Dataset items:

_____

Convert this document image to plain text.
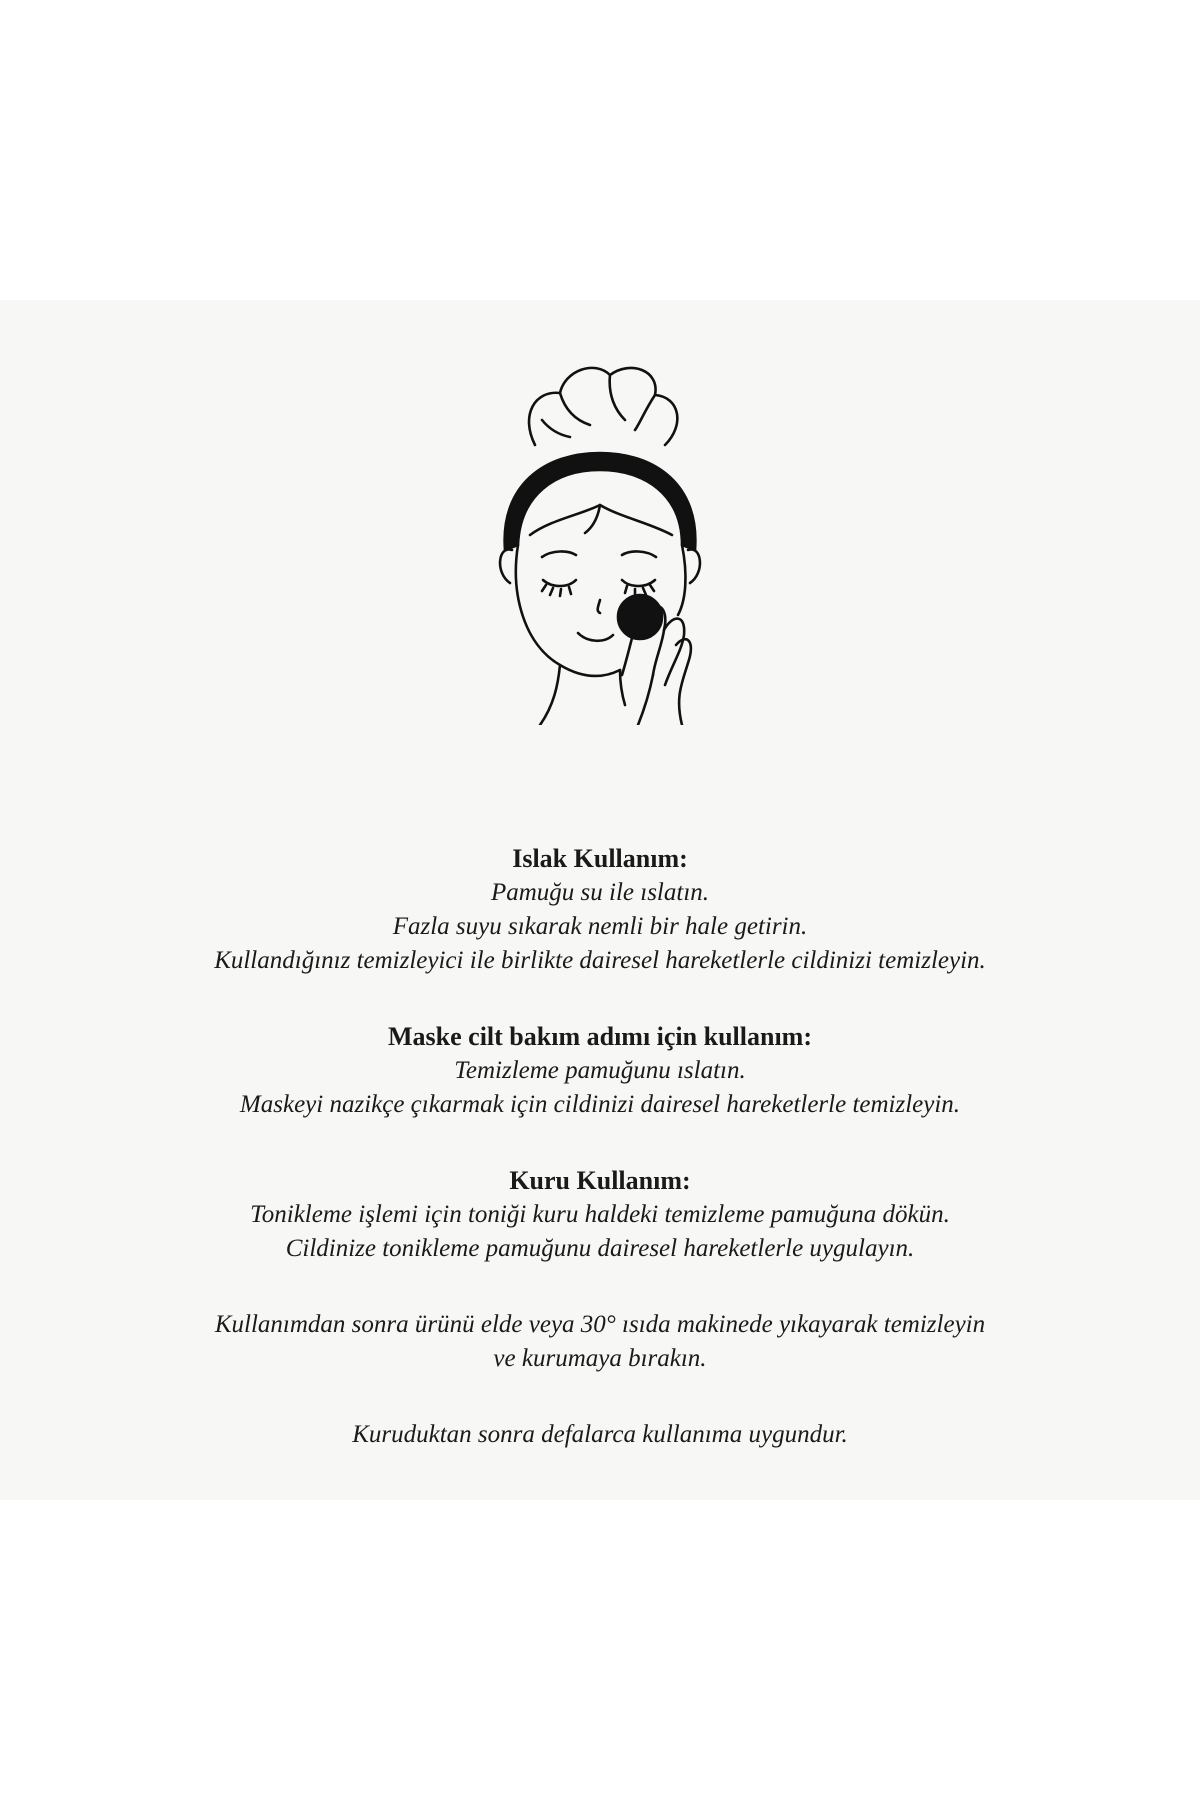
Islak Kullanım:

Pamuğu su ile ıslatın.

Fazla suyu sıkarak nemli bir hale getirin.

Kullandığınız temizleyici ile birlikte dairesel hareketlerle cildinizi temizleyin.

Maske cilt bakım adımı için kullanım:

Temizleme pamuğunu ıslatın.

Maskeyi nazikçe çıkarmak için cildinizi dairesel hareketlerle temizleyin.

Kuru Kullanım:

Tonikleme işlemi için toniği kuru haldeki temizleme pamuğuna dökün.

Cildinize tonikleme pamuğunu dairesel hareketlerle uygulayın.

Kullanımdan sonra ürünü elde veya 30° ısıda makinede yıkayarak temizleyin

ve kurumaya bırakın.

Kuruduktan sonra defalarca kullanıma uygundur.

_____

### Your task
Print every entry exactly as written, without the pictures.

### Full output
Convert this document image to plain text.
Islak Kullanım:

Pamuğu su ile ıslatın.

Fazla suyu sıkarak nemli bir hale getirin.

Kullandığınız temizleyici ile birlikte dairesel hareketlerle cildinizi temizleyin.

Maske cilt bakım adımı için kullanım:

Temizleme pamuğunu ıslatın.

Maskeyi nazikçe çıkarmak için cildinizi dairesel hareketlerle temizleyin.

Kuru Kullanım:

Tonikleme işlemi için toniği kuru haldeki temizleme pamuğuna dökün.

Cildinize tonikleme pamuğunu dairesel hareketlerle uygulayın.

Kullanımdan sonra ürünü elde veya 30° ısıda makinede yıkayarak temizleyin

ve kurumaya bırakın.

Kuruduktan sonra defalarca kullanıma uygundur.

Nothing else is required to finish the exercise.